What is being asked
Reproduce all the material exactly, minus any pictures it holds.

(begin)

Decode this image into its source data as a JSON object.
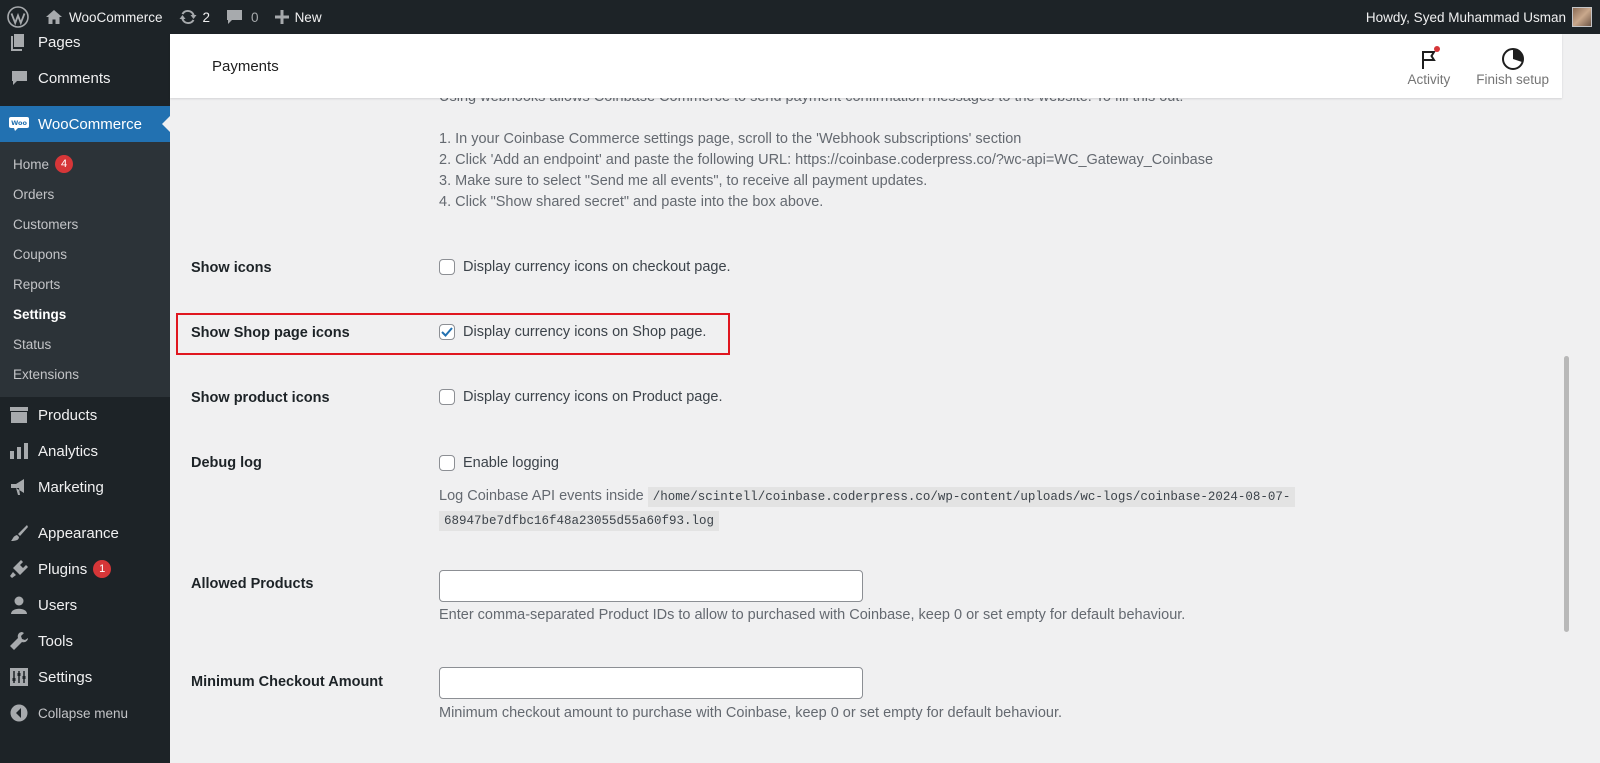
{
  "adminbar": {
    "site_name": "WooCommerce",
    "updates_count": "2",
    "comments_count": "0",
    "new_label": "New",
    "greeting": "Howdy, Syed Muhammad Usman"
  },
  "sidebar": {
    "top_items": [
      {
        "label": "Pages",
        "icon": "pages-icon"
      },
      {
        "label": "Comments",
        "icon": "comments-icon"
      }
    ],
    "woocommerce": {
      "label": "WooCommerce",
      "submenu": [
        {
          "label": "Home",
          "badge": "4"
        },
        {
          "label": "Orders"
        },
        {
          "label": "Customers"
        },
        {
          "label": "Coupons"
        },
        {
          "label": "Reports"
        },
        {
          "label": "Settings",
          "current": true
        },
        {
          "label": "Status"
        },
        {
          "label": "Extensions"
        }
      ]
    },
    "items": [
      {
        "label": "Products"
      },
      {
        "label": "Analytics"
      },
      {
        "label": "Marketing"
      },
      {
        "label": "Appearance"
      },
      {
        "label": "Plugins",
        "badge": "1"
      },
      {
        "label": "Users"
      },
      {
        "label": "Tools"
      },
      {
        "label": "Settings"
      }
    ],
    "collapse_label": "Collapse menu"
  },
  "header": {
    "title": "Payments",
    "activity_label": "Activity",
    "finish_setup_label": "Finish setup"
  },
  "webhook_help": {
    "cut_line": "Using webhooks allows Coinbase Commerce to send payment confirmation messages to the website. To fill this out:",
    "steps": [
      "1. In your Coinbase Commerce settings page, scroll to the 'Webhook subscriptions' section",
      "2. Click 'Add an endpoint' and paste the following URL: https://coinbase.coderpress.co/?wc-api=WC_Gateway_Coinbase",
      "3. Make sure to select \"Send me all events\", to receive all payment updates.",
      "4. Click \"Show shared secret\" and paste into the box above."
    ]
  },
  "settings": {
    "show_icons": {
      "label": "Show icons",
      "checkbox_label": "Display currency icons on checkout page.",
      "checked": false
    },
    "show_shop_icons": {
      "label": "Show Shop page icons",
      "checkbox_label": "Display currency icons on Shop page.",
      "checked": true
    },
    "show_product_icons": {
      "label": "Show product icons",
      "checkbox_label": "Display currency icons on Product page.",
      "checked": false
    },
    "debug_log": {
      "label": "Debug log",
      "checkbox_label": "Enable logging",
      "checked": false,
      "desc_prefix": "Log Coinbase API events inside",
      "path_line1": "/home/scintell/coinbase.coderpress.co/wp-content/uploads/wc-logs/coinbase-2024-08-07-",
      "path_line2": "68947be7dfbc16f48a23055d55a60f93.log"
    },
    "allowed_products": {
      "label": "Allowed Products",
      "value": "",
      "help": "Enter comma-separated Product IDs to allow to purchased with Coinbase, keep 0 or set empty for default behaviour."
    },
    "min_checkout": {
      "label": "Minimum Checkout Amount",
      "value": "",
      "help": "Minimum checkout amount to purchase with Coinbase, keep 0 or set empty for default behaviour."
    }
  },
  "colors": {
    "adminbar_bg": "#1d2327",
    "menu_current": "#2271b1",
    "highlight_border": "#e0161f",
    "badge": "#d63638",
    "checkbox_check": "#2271b1"
  }
}
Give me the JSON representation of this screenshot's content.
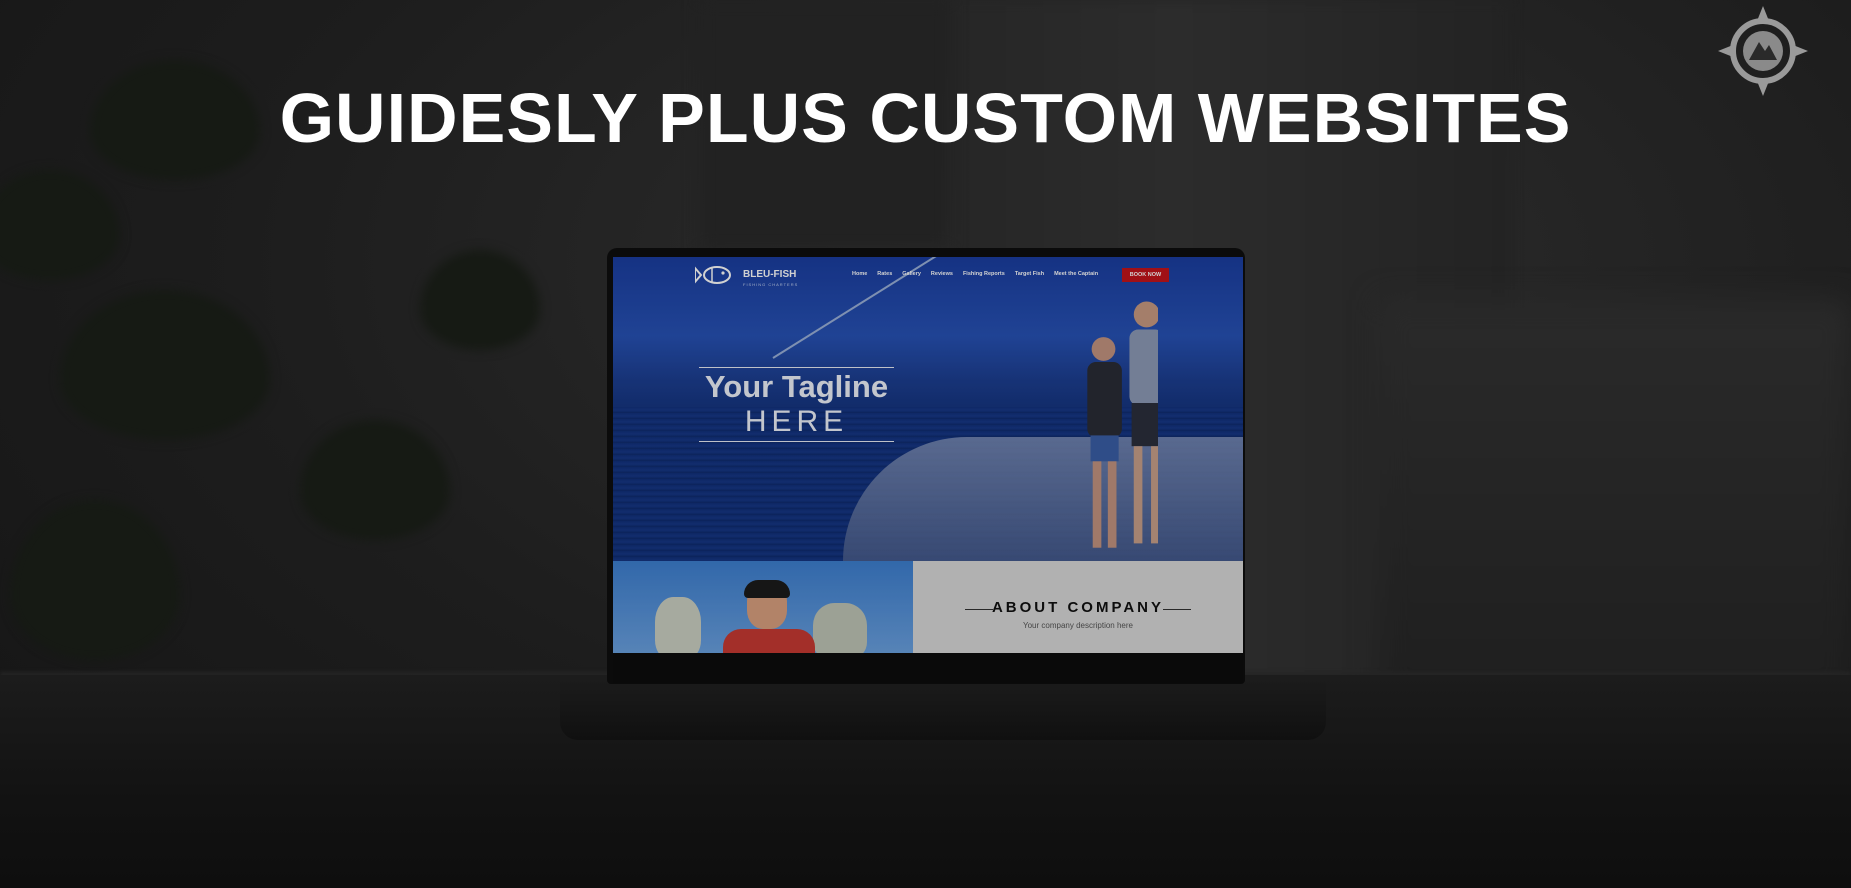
{
  "title": "GUIDESLY PLUS CUSTOM WEBSITES",
  "badge_icon": "compass-mountain-logo-icon",
  "website": {
    "brand": "BLEU-FISH",
    "brand_subtitle": "FISHING CHARTERS",
    "nav": [
      "Home",
      "Rates",
      "Gallery",
      "Reviews",
      "Fishing Reports",
      "Target Fish",
      "Meet the Captain"
    ],
    "book_button": "BOOK NOW",
    "tagline_line1": "Your Tagline",
    "tagline_line2": "HERE",
    "about_title": "ABOUT COMPANY",
    "about_desc": "Your company description here",
    "accent_color": "#c4141c"
  }
}
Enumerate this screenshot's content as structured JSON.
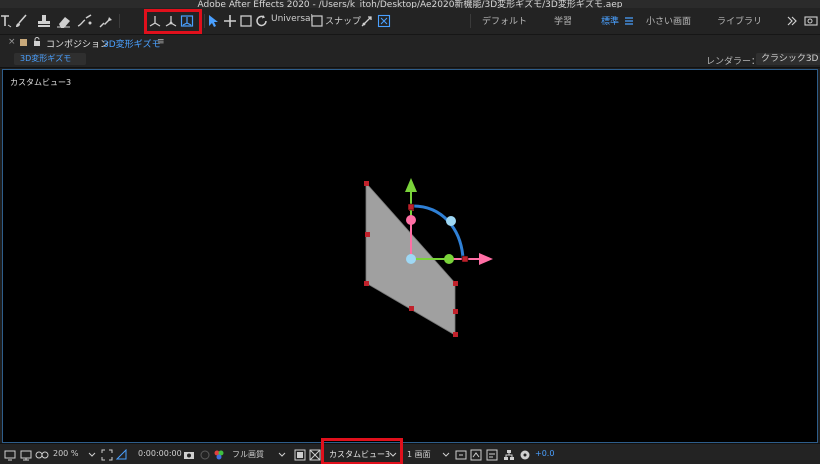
{
  "window": {
    "title": "Adobe After Effects 2020 - /Users/k_itoh/Desktop/Ae2020新機能/3D変形ギズモ/3D変形ギズモ.aep"
  },
  "toolbar": {
    "axis_mode_label": "Universal",
    "snap_label": "スナップ",
    "workspaces": [
      {
        "label": "デフォルト",
        "active": false
      },
      {
        "label": "学習",
        "active": false
      },
      {
        "label": "標準",
        "active": true
      },
      {
        "label": "小さい画面",
        "active": false
      },
      {
        "label": "ライブラリ",
        "active": false
      }
    ],
    "workspace_menu_icon": "hamburger-icon",
    "overflow_icon": "chevrons-right-icon"
  },
  "panel": {
    "close_glyph": "×",
    "lock_icon": "lock-icon",
    "panel_label": "コンポジション",
    "comp_name": "3D変形ギズモ",
    "menu_glyph": "≡",
    "tab_label": "3D変形ギズモ",
    "renderer_label": "レンダラー：",
    "renderer_value": "クラシック3D"
  },
  "viewer": {
    "view_name": "カスタムビュー3"
  },
  "bottom": {
    "zoom": "200 %",
    "timecode": "0:00:00:00",
    "resolution": "フル画質",
    "view_select": "カスタムビュー3",
    "view_layout": "1 画面",
    "exposure": "+0.0"
  },
  "colors": {
    "accent": "#4aa0ff",
    "highlight_box": "#e0101c",
    "y_axis": "#7ad33a",
    "x_axis": "#ff6fa5",
    "rotation_arc": "#2f80d6",
    "layer_fill": "#a0a0a0",
    "handle": "#c0212b"
  }
}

(end)

Solution to this problem
Decode this image into its source data as a JSON object.
{
  "adminbar": {
    "site_name": "WooCommerce",
    "updates_count": "2",
    "comments_count": "0",
    "new_label": "New",
    "greeting": "Howdy, Syed Muhammad Usman"
  },
  "sidebar": {
    "top_items": [
      {
        "label": "Pages",
        "icon": "pages-icon"
      },
      {
        "label": "Comments",
        "icon": "comments-icon"
      }
    ],
    "woocommerce": {
      "label": "WooCommerce",
      "submenu": [
        {
          "label": "Home",
          "badge": "4"
        },
        {
          "label": "Orders"
        },
        {
          "label": "Customers"
        },
        {
          "label": "Coupons"
        },
        {
          "label": "Reports"
        },
        {
          "label": "Settings",
          "current": true
        },
        {
          "label": "Status"
        },
        {
          "label": "Extensions"
        }
      ]
    },
    "items": [
      {
        "label": "Products"
      },
      {
        "label": "Analytics"
      },
      {
        "label": "Marketing"
      },
      {
        "label": "Appearance"
      },
      {
        "label": "Plugins",
        "badge": "1"
      },
      {
        "label": "Users"
      },
      {
        "label": "Tools"
      },
      {
        "label": "Settings"
      }
    ],
    "collapse_label": "Collapse menu"
  },
  "header": {
    "title": "Payments",
    "activity_label": "Activity",
    "finish_setup_label": "Finish setup"
  },
  "webhook_help": {
    "cut_line": "Using webhooks allows Coinbase Commerce to send payment confirmation messages to the website. To fill this out:",
    "steps": [
      "1. In your Coinbase Commerce settings page, scroll to the 'Webhook subscriptions' section",
      "2. Click 'Add an endpoint' and paste the following URL: https://coinbase.coderpress.co/?wc-api=WC_Gateway_Coinbase",
      "3. Make sure to select \"Send me all events\", to receive all payment updates.",
      "4. Click \"Show shared secret\" and paste into the box above."
    ]
  },
  "settings": {
    "show_icons": {
      "label": "Show icons",
      "checkbox_label": "Display currency icons on checkout page.",
      "checked": false
    },
    "show_shop_icons": {
      "label": "Show Shop page icons",
      "checkbox_label": "Display currency icons on Shop page.",
      "checked": true
    },
    "show_product_icons": {
      "label": "Show product icons",
      "checkbox_label": "Display currency icons on Product page.",
      "checked": false
    },
    "debug_log": {
      "label": "Debug log",
      "checkbox_label": "Enable logging",
      "checked": false,
      "desc_prefix": "Log Coinbase API events inside",
      "path_line1": "/home/scintell/coinbase.coderpress.co/wp-content/uploads/wc-logs/coinbase-2024-08-07-",
      "path_line2": "68947be7dfbc16f48a23055d55a60f93.log"
    },
    "allowed_products": {
      "label": "Allowed Products",
      "value": "",
      "help": "Enter comma-separated Product IDs to allow to purchased with Coinbase, keep 0 or set empty for default behaviour."
    },
    "min_checkout": {
      "label": "Minimum Checkout Amount",
      "value": "",
      "help": "Minimum checkout amount to purchase with Coinbase, keep 0 or set empty for default behaviour."
    }
  },
  "colors": {
    "adminbar_bg": "#1d2327",
    "menu_current": "#2271b1",
    "highlight_border": "#e0161f",
    "badge": "#d63638",
    "checkbox_check": "#2271b1"
  }
}
Give me the JSON representation of this screenshot's content.
{
  "title": "GUIDESLY PLUS CUSTOM WEBSITES",
  "badge_icon": "compass-mountain-logo-icon",
  "website": {
    "brand": "BLEU-FISH",
    "brand_subtitle": "FISHING CHARTERS",
    "nav": [
      "Home",
      "Rates",
      "Gallery",
      "Reviews",
      "Fishing Reports",
      "Target Fish",
      "Meet the Captain"
    ],
    "book_button": "BOOK NOW",
    "tagline_line1": "Your Tagline",
    "tagline_line2": "HERE",
    "about_title": "ABOUT COMPANY",
    "about_desc": "Your company description here",
    "accent_color": "#c4141c"
  }
}
Enumerate this screenshot's content as structured JSON.
{
  "window": {
    "title": "Adobe After Effects 2020 - /Users/k_itoh/Desktop/Ae2020新機能/3D変形ギズモ/3D変形ギズモ.aep"
  },
  "toolbar": {
    "axis_mode_label": "Universal",
    "snap_label": "スナップ",
    "workspaces": [
      {
        "label": "デフォルト",
        "active": false
      },
      {
        "label": "学習",
        "active": false
      },
      {
        "label": "標準",
        "active": true
      },
      {
        "label": "小さい画面",
        "active": false
      },
      {
        "label": "ライブラリ",
        "active": false
      }
    ],
    "workspace_menu_icon": "hamburger-icon",
    "overflow_icon": "chevrons-right-icon"
  },
  "panel": {
    "close_glyph": "×",
    "lock_icon": "lock-icon",
    "panel_label": "コンポジション",
    "comp_name": "3D変形ギズモ",
    "menu_glyph": "≡",
    "tab_label": "3D変形ギズモ",
    "renderer_label": "レンダラー：",
    "renderer_value": "クラシック3D"
  },
  "viewer": {
    "view_name": "カスタムビュー3"
  },
  "bottom": {
    "zoom": "200 %",
    "timecode": "0:00:00:00",
    "resolution": "フル画質",
    "view_select": "カスタムビュー3",
    "view_layout": "1 画面",
    "exposure": "+0.0"
  },
  "colors": {
    "accent": "#4aa0ff",
    "highlight_box": "#e0101c",
    "y_axis": "#7ad33a",
    "x_axis": "#ff6fa5",
    "rotation_arc": "#2f80d6",
    "layer_fill": "#a0a0a0",
    "handle": "#c0212b"
  }
}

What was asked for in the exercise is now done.